WHAT YOU WILL DO: Repeat the data below exactly, with every entry included.

○ ○ ○ ○ ○ ○ ○

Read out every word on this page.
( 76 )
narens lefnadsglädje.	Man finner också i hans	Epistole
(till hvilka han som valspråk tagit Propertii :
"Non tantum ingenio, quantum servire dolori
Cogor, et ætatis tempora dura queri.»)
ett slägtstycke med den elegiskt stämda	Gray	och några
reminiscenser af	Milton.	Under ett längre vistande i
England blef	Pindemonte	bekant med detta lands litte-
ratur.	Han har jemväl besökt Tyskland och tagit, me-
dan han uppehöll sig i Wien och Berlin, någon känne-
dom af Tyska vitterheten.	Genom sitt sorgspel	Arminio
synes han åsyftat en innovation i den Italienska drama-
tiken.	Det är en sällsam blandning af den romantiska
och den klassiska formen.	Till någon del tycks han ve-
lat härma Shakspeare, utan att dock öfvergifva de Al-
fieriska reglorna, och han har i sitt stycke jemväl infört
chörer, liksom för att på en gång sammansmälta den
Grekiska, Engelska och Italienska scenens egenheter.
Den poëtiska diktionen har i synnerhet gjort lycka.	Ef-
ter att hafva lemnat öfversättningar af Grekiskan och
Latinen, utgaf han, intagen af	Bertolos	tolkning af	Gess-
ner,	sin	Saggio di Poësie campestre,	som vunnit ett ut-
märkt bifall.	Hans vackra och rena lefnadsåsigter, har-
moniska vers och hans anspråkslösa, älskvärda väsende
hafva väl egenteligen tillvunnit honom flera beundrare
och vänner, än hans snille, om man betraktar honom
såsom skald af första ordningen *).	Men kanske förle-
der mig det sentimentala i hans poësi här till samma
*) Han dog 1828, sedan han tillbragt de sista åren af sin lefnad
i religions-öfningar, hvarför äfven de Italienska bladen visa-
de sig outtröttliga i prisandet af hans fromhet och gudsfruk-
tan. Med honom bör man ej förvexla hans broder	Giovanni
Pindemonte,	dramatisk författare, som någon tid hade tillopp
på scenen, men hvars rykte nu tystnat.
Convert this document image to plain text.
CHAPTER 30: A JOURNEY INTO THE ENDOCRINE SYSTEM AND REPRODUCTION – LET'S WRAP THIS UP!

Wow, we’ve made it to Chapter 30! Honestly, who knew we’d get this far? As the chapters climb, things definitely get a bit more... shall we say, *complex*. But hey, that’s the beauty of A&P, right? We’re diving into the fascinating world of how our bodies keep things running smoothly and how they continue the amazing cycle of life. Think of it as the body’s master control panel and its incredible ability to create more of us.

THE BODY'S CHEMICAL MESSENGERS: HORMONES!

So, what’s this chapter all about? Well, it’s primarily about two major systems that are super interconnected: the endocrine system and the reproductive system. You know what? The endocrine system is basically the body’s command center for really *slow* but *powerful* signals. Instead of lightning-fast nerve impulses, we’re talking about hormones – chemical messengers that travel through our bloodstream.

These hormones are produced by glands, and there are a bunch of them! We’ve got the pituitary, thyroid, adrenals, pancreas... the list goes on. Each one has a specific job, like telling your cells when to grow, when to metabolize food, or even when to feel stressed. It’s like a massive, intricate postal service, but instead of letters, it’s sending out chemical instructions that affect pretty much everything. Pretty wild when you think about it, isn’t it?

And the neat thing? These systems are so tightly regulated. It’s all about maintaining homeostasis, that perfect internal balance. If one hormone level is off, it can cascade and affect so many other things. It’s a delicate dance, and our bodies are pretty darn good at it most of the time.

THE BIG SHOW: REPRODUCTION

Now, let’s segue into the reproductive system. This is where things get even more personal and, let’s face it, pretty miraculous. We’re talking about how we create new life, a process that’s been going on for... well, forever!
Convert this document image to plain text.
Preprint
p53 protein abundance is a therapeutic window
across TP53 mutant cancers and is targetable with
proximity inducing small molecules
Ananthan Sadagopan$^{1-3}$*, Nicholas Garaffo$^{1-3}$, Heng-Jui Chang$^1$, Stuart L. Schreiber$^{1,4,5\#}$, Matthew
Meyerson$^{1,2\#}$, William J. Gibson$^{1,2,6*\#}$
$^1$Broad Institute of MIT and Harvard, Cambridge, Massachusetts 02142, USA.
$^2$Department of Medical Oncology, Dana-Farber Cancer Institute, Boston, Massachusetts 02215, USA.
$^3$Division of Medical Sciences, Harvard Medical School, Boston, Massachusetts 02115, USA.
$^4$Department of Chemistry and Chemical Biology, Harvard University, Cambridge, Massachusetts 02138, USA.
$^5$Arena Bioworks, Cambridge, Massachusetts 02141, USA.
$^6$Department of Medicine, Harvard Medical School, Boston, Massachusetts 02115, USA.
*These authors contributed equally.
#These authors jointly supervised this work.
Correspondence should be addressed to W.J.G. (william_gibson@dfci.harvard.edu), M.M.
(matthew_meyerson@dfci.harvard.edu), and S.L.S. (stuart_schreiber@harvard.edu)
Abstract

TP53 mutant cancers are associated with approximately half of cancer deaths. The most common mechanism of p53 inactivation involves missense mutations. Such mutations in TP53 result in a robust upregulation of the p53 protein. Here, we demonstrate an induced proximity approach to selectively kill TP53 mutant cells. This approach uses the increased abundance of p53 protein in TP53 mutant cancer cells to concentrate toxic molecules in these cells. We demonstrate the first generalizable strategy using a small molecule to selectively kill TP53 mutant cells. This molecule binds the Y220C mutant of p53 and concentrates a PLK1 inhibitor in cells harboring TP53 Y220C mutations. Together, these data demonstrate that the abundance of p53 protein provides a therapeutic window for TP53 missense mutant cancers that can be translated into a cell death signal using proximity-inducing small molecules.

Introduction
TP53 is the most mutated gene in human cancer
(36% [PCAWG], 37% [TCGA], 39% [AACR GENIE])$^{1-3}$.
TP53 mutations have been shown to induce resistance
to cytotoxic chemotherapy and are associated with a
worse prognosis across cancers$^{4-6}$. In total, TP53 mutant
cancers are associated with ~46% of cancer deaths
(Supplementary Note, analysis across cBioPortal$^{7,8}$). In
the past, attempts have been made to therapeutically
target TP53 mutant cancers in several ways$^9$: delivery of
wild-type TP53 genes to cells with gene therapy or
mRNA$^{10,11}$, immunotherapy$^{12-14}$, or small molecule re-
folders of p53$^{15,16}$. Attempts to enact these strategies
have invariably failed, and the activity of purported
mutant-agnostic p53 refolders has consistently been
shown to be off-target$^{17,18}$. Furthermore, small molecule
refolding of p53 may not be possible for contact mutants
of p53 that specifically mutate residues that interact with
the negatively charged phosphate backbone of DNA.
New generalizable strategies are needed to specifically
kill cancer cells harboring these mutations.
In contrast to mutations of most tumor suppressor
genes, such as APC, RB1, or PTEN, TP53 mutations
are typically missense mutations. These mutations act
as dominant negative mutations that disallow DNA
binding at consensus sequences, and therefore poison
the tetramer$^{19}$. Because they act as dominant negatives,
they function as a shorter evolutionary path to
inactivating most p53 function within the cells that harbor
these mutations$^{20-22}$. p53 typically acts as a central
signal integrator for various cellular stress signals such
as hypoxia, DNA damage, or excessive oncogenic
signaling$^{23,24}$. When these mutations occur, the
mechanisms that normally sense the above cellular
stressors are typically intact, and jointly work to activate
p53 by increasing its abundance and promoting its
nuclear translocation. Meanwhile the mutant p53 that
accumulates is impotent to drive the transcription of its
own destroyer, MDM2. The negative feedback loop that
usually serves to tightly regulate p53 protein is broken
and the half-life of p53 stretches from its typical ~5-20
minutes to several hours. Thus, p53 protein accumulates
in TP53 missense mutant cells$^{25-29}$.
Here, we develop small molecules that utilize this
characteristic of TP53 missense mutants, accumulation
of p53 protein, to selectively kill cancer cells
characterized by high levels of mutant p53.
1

○ ○ ○ ○ ○ ○ ○

RESULT FOR THIS TASK:
Read out every word on this page.
( 76 )
narens lefnadsglädje.	Man finner också i hans	Epistole
(till hvilka han som valspråk tagit Propertii :
"Non tantum ingenio, quantum servire dolori
Cogor, et ætatis tempora dura queri.»)
ett slägtstycke med den elegiskt stämda	Gray	och några
reminiscenser af	Milton.	Under ett längre vistande i
England blef	Pindemonte	bekant med detta lands litte-
ratur.	Han har jemväl besökt Tyskland och tagit, me-
dan han uppehöll sig i Wien och Berlin, någon känne-
dom af Tyska vitterheten.	Genom sitt sorgspel	Arminio
synes han åsyftat en innovation i den Italienska drama-
tiken.	Det är en sällsam blandning af den romantiska
och den klassiska formen.	Till någon del tycks han ve-
lat härma Shakspeare, utan att dock öfvergifva de Al-
fieriska reglorna, och han har i sitt stycke jemväl infört
chörer, liksom för att på en gång sammansmälta den
Grekiska, Engelska och Italienska scenens egenheter.
Den poëtiska diktionen har i synnerhet gjort lycka.	Ef-
ter att hafva lemnat öfversättningar af Grekiskan och
Latinen, utgaf han, intagen af	Bertolos	tolkning af	Gess-
ner,	sin	Saggio di Poësie campestre,	som vunnit ett ut-
märkt bifall.	Hans vackra och rena lefnadsåsigter, har-
moniska vers och hans anspråkslösa, älskvärda väsende
hafva väl egenteligen tillvunnit honom flera beundrare
och vänner, än hans snille, om man betraktar honom
såsom skald af första ordningen *).	Men kanske förle-
der mig det sentimentala i hans poësi här till samma
*) Han dog 1828, sedan han tillbragt de sista åren af sin lefnad
i religions-öfningar, hvarför äfven de Italienska bladen visa-
de sig outtröttliga i prisandet af hans fromhet och gudsfruk-
tan. Med honom bör man ej förvexla hans broder	Giovanni
Pindemonte,	dramatisk författare, som någon tid hade tillopp
på scenen, men hvars rykte nu tystnat.
Convert this document image to plain text.
CHAPTER 30: A JOURNEY INTO THE ENDOCRINE SYSTEM AND REPRODUCTION – LET'S WRAP THIS UP!

Wow, we’ve made it to Chapter 30! Honestly, who knew we’d get this far? As the chapters climb, things definitely get a bit more... shall we say, *complex*. But hey, that’s the beauty of A&P, right? We’re diving into the fascinating world of how our bodies keep things running smoothly and how they continue the amazing cycle of life. Think of it as the body’s master control panel and its incredible ability to create more of us.

THE BODY'S CHEMICAL MESSENGERS: HORMONES!

So, what’s this chapter all about? Well, it’s primarily about two major systems that are super interconnected: the endocrine system and the reproductive system. You know what? The endocrine system is basically the body’s command center for really *slow* but *powerful* signals. Instead of lightning-fast nerve impulses, we’re talking about hormones – chemical messengers that travel through our bloodstream.

These hormones are produced by glands, and there are a bunch of them! We’ve got the pituitary, thyroid, adrenals, pancreas... the list goes on. Each one has a specific job, like telling your cells when to grow, when to metabolize food, or even when to feel stressed. It’s like a massive, intricate postal service, but instead of letters, it’s sending out chemical instructions that affect pretty much everything. Pretty wild when you think about it, isn’t it?

And the neat thing? These systems are so tightly regulated. It’s all about maintaining homeostasis, that perfect internal balance. If one hormone level is off, it can cascade and affect so many other things. It’s a delicate dance, and our bodies are pretty darn good at it most of the time.

THE BIG SHOW: REPRODUCTION

Now, let’s segue into the reproductive system. This is where things get even more personal and, let’s face it, pretty miraculous. We’re talking about how we create new life, a process that’s been going on for... well, forever!
Convert this document image to plain text.
Preprint
p53 protein abundance is a therapeutic window
across TP53 mutant cancers and is targetable with
proximity inducing small molecules
Ananthan Sadagopan$^{1-3}$*, Nicholas Garaffo$^{1-3}$, Heng-Jui Chang$^1$, Stuart L. Schreiber$^{1,4,5\#}$, Matthew
Meyerson$^{1,2\#}$, William J. Gibson$^{1,2,6*\#}$
$^1$Broad Institute of MIT and Harvard, Cambridge, Massachusetts 02142, USA.
$^2$Department of Medical Oncology, Dana-Farber Cancer Institute, Boston, Massachusetts 02215, USA.
$^3$Division of Medical Sciences, Harvard Medical School, Boston, Massachusetts 02115, USA.
$^4$Department of Chemistry and Chemical Biology, Harvard University, Cambridge, Massachusetts 02138, USA.
$^5$Arena Bioworks, Cambridge, Massachusetts 02141, USA.
$^6$Department of Medicine, Harvard Medical School, Boston, Massachusetts 02115, USA.
*These authors contributed equally.
#These authors jointly supervised this work.
Correspondence should be addressed to W.J.G. (william_gibson@dfci.harvard.edu), M.M.
(matthew_meyerson@dfci.harvard.edu), and S.L.S. (stuart_schreiber@harvard.edu)
Abstract

TP53 mutant cancers are associated with approximately half of cancer deaths. The most common mechanism of p53 inactivation involves missense mutations. Such mutations in TP53 result in a robust upregulation of the p53 protein. Here, we demonstrate an induced proximity approach to selectively kill TP53 mutant cells. This approach uses the increased abundance of p53 protein in TP53 mutant cancer cells to concentrate toxic molecules in these cells. We demonstrate the first generalizable strategy using a small molecule to selectively kill TP53 mutant cells. This molecule binds the Y220C mutant of p53 and concentrates a PLK1 inhibitor in cells harboring TP53 Y220C mutations. Together, these data demonstrate that the abundance of p53 protein provides a therapeutic window for TP53 missense mutant cancers that can be translated into a cell death signal using proximity-inducing small molecules.

Introduction
TP53 is the most mutated gene in human cancer
(36% [PCAWG], 37% [TCGA], 39% [AACR GENIE])$^{1-3}$.
TP53 mutations have been shown to induce resistance
to cytotoxic chemotherapy and are associated with a
worse prognosis across cancers$^{4-6}$. In total, TP53 mutant
cancers are associated with ~46% of cancer deaths
(Supplementary Note, analysis across cBioPortal$^{7,8}$). In
the past, attempts have been made to therapeutically
target TP53 mutant cancers in several ways$^9$: delivery of
wild-type TP53 genes to cells with gene therapy or
mRNA$^{10,11}$, immunotherapy$^{12-14}$, or small molecule re-
folders of p53$^{15,16}$. Attempts to enact these strategies
have invariably failed, and the activity of purported
mutant-agnostic p53 refolders has consistently been
shown to be off-target$^{17,18}$. Furthermore, small molecule
refolding of p53 may not be possible for contact mutants
of p53 that specifically mutate residues that interact with
the negatively charged phosphate backbone of DNA.
New generalizable strategies are needed to specifically
kill cancer cells harboring these mutations.
In contrast to mutations of most tumor suppressor
genes, such as APC, RB1, or PTEN, TP53 mutations
are typically missense mutations. These mutations act
as dominant negative mutations that disallow DNA
binding at consensus sequences, and therefore poison
the tetramer$^{19}$. Because they act as dominant negatives,
they function as a shorter evolutionary path to
inactivating most p53 function within the cells that harbor
these mutations$^{20-22}$. p53 typically acts as a central
signal integrator for various cellular stress signals such
as hypoxia, DNA damage, or excessive oncogenic
signaling$^{23,24}$. When these mutations occur, the
mechanisms that normally sense the above cellular
stressors are typically intact, and jointly work to activate
p53 by increasing its abundance and promoting its
nuclear translocation. Meanwhile the mutant p53 that
accumulates is impotent to drive the transcription of its
own destroyer, MDM2. The negative feedback loop that
usually serves to tightly regulate p53 protein is broken
and the half-life of p53 stretches from its typical ~5-20
minutes to several hours. Thus, p53 protein accumulates
in TP53 missense mutant cells$^{25-29}$.
Here, we develop small molecules that utilize this
characteristic of TP53 missense mutants, accumulation
of p53 protein, to selectively kill cancer cells
characterized by high levels of mutant p53.
1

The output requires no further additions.